▸ INSTRUCTIONS TO FOLLOW: Beginning at the line containing "Output the text content of this document.", output every line to the end of the data below exactly as it appears.

begin DATA LISTING

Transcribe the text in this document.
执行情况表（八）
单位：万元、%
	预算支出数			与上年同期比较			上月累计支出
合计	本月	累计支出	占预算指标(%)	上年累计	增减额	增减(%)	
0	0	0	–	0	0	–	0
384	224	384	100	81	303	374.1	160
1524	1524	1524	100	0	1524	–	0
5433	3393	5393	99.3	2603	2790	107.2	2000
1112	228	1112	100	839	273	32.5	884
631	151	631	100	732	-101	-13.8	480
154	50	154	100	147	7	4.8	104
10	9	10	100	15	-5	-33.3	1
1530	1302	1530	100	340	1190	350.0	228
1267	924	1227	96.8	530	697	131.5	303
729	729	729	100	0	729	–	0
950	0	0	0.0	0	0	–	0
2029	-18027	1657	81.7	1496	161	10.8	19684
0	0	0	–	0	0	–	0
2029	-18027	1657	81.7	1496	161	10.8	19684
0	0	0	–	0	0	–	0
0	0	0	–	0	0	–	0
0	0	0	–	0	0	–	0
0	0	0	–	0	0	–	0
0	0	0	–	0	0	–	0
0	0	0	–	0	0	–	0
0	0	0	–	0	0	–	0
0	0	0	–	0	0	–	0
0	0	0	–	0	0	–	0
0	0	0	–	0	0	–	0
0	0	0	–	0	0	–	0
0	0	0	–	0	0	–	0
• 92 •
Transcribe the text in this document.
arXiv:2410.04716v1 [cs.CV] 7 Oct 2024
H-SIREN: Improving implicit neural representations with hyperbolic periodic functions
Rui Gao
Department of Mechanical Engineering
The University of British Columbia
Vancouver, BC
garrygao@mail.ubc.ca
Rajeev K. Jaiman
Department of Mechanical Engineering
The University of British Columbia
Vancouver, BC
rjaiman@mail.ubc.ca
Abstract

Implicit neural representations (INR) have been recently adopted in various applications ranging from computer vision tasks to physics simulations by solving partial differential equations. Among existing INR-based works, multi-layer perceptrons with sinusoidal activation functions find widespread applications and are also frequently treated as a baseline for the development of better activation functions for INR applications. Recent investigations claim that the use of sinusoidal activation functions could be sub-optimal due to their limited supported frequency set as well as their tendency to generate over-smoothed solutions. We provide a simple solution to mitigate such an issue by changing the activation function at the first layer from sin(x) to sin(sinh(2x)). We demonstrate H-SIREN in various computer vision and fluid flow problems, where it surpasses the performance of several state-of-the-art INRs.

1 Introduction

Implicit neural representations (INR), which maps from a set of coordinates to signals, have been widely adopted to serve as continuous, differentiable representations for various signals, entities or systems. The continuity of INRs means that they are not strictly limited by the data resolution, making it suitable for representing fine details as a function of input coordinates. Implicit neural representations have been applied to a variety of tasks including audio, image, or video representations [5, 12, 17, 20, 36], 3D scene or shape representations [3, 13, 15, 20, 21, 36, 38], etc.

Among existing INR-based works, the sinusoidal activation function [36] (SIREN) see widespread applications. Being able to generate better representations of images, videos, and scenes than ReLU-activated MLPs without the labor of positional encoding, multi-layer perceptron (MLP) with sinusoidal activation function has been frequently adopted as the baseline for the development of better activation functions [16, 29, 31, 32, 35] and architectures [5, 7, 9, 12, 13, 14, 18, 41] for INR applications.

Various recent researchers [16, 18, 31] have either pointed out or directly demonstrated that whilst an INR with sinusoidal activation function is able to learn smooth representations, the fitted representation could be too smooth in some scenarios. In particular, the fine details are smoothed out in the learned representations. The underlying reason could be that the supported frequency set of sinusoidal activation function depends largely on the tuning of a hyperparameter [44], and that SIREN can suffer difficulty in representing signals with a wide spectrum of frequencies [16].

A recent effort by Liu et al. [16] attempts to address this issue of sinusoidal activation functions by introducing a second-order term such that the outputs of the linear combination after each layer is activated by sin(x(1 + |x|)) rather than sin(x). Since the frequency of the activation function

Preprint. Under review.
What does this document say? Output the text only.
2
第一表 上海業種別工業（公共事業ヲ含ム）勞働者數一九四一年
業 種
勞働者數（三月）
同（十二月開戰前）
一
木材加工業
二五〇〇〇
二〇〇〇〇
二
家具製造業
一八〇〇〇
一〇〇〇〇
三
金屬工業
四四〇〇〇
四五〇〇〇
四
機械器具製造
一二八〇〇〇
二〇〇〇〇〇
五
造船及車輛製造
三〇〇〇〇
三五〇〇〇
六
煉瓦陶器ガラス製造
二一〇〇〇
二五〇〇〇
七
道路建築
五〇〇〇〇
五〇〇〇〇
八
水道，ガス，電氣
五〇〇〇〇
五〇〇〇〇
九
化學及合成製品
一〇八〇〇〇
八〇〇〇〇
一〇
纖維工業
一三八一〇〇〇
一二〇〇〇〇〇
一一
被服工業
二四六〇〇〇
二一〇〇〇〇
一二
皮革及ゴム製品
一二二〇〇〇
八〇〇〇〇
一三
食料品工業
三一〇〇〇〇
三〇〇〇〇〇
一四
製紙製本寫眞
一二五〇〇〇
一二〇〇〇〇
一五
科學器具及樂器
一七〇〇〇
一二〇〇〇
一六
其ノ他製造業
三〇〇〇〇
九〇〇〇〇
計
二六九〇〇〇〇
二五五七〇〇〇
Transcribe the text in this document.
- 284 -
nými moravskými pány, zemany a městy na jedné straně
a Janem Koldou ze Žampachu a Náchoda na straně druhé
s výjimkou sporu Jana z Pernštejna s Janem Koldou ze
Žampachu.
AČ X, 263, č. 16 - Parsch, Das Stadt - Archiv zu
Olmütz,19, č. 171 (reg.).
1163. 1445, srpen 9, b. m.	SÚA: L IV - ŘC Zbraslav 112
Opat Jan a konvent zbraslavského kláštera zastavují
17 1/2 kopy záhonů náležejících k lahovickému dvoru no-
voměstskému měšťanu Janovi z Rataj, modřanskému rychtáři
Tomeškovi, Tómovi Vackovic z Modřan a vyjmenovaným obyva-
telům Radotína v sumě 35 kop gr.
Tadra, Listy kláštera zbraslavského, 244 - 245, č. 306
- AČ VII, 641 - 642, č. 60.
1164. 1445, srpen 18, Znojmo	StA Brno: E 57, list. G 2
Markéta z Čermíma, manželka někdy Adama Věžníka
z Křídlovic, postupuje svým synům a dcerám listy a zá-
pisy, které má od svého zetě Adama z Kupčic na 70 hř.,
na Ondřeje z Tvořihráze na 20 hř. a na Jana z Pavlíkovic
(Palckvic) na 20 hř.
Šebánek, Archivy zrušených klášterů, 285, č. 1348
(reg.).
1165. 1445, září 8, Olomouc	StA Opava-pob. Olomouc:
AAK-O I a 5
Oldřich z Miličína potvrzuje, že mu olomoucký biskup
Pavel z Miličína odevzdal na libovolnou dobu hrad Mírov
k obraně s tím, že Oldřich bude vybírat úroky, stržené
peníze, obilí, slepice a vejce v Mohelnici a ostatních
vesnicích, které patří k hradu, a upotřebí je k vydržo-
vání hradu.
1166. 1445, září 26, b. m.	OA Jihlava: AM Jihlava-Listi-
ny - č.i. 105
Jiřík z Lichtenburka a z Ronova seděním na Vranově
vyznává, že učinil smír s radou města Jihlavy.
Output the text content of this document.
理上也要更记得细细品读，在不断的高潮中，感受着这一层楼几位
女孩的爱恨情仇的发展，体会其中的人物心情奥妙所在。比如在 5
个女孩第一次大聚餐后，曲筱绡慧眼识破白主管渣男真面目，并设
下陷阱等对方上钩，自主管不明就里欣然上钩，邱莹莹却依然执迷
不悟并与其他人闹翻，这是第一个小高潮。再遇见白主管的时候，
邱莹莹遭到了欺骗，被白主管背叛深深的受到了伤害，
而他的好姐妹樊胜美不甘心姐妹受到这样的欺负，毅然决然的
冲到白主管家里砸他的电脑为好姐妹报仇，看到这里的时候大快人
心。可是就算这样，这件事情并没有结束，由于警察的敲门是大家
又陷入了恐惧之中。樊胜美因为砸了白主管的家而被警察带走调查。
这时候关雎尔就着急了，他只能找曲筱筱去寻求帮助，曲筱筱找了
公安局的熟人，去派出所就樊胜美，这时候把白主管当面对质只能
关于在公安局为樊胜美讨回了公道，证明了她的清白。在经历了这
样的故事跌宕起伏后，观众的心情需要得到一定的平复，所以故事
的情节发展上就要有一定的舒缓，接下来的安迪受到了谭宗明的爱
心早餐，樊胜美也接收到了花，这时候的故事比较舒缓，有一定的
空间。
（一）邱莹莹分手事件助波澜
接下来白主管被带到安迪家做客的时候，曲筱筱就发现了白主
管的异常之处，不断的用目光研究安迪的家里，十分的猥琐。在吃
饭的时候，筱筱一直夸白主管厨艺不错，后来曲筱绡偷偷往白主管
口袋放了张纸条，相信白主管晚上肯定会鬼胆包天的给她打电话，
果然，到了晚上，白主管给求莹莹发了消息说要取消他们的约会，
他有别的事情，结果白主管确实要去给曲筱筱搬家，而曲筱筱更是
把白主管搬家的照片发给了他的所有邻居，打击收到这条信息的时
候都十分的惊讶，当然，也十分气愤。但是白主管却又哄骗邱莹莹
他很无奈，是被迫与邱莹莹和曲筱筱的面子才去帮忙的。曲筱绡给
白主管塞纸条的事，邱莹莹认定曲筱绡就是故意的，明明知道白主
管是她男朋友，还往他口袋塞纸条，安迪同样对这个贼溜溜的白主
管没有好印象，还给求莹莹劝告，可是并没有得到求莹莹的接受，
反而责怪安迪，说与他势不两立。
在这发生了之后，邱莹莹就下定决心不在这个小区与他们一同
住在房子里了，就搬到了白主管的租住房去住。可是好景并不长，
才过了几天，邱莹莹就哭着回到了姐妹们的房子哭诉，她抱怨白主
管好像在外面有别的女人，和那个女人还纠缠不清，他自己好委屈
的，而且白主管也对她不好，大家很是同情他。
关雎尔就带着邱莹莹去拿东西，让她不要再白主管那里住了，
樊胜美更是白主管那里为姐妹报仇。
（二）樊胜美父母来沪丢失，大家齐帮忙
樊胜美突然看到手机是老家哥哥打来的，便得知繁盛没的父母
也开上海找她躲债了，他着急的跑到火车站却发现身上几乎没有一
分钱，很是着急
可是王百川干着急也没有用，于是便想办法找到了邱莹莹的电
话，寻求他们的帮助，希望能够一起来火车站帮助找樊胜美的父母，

end DATA LISTING

▸ ANSWER TO THE TASK:
Output the text content of this document.
理上也要更记得细细品读，在不断的高潮中，感受着这一层楼几位
女孩的爱恨情仇的发展，体会其中的人物心情奥妙所在。比如在 5
个女孩第一次大聚餐后，曲筱绡慧眼识破白主管渣男真面目，并设
下陷阱等对方上钩，自主管不明就里欣然上钩，邱莹莹却依然执迷
不悟并与其他人闹翻，这是第一个小高潮。再遇见白主管的时候，
邱莹莹遭到了欺骗，被白主管背叛深深的受到了伤害，
而他的好姐妹樊胜美不甘心姐妹受到这样的欺负，毅然决然的
冲到白主管家里砸他的电脑为好姐妹报仇，看到这里的时候大快人
心。可是就算这样，这件事情并没有结束，由于警察的敲门是大家
又陷入了恐惧之中。樊胜美因为砸了白主管的家而被警察带走调查。
这时候关雎尔就着急了，他只能找曲筱筱去寻求帮助，曲筱筱找了
公安局的熟人，去派出所就樊胜美，这时候把白主管当面对质只能
关于在公安局为樊胜美讨回了公道，证明了她的清白。在经历了这
样的故事跌宕起伏后，观众的心情需要得到一定的平复，所以故事
的情节发展上就要有一定的舒缓，接下来的安迪受到了谭宗明的爱
心早餐，樊胜美也接收到了花，这时候的故事比较舒缓，有一定的
空间。
（一）邱莹莹分手事件助波澜
接下来白主管被带到安迪家做客的时候，曲筱筱就发现了白主
管的异常之处，不断的用目光研究安迪的家里，十分的猥琐。在吃
饭的时候，筱筱一直夸白主管厨艺不错，后来曲筱绡偷偷往白主管
口袋放了张纸条，相信白主管晚上肯定会鬼胆包天的给她打电话，
果然，到了晚上，白主管给求莹莹发了消息说要取消他们的约会，
他有别的事情，结果白主管确实要去给曲筱筱搬家，而曲筱筱更是
把白主管搬家的照片发给了他的所有邻居，打击收到这条信息的时
候都十分的惊讶，当然，也十分气愤。但是白主管却又哄骗邱莹莹
他很无奈，是被迫与邱莹莹和曲筱筱的面子才去帮忙的。曲筱绡给
白主管塞纸条的事，邱莹莹认定曲筱绡就是故意的，明明知道白主
管是她男朋友，还往他口袋塞纸条，安迪同样对这个贼溜溜的白主
管没有好印象，还给求莹莹劝告，可是并没有得到求莹莹的接受，
反而责怪安迪，说与他势不两立。
在这发生了之后，邱莹莹就下定决心不在这个小区与他们一同
住在房子里了，就搬到了白主管的租住房去住。可是好景并不长，
才过了几天，邱莹莹就哭着回到了姐妹们的房子哭诉，她抱怨白主
管好像在外面有别的女人，和那个女人还纠缠不清，他自己好委屈
的，而且白主管也对她不好，大家很是同情他。
关雎尔就带着邱莹莹去拿东西，让她不要再白主管那里住了，
樊胜美更是白主管那里为姐妹报仇。
（二）樊胜美父母来沪丢失，大家齐帮忙
樊胜美突然看到手机是老家哥哥打来的，便得知繁盛没的父母
也开上海找她躲债了，他着急的跑到火车站却发现身上几乎没有一
分钱，很是着急
可是王百川干着急也没有用，于是便想办法找到了邱莹莹的电
话，寻求他们的帮助，希望能够一起来火车站帮助找樊胜美的父母，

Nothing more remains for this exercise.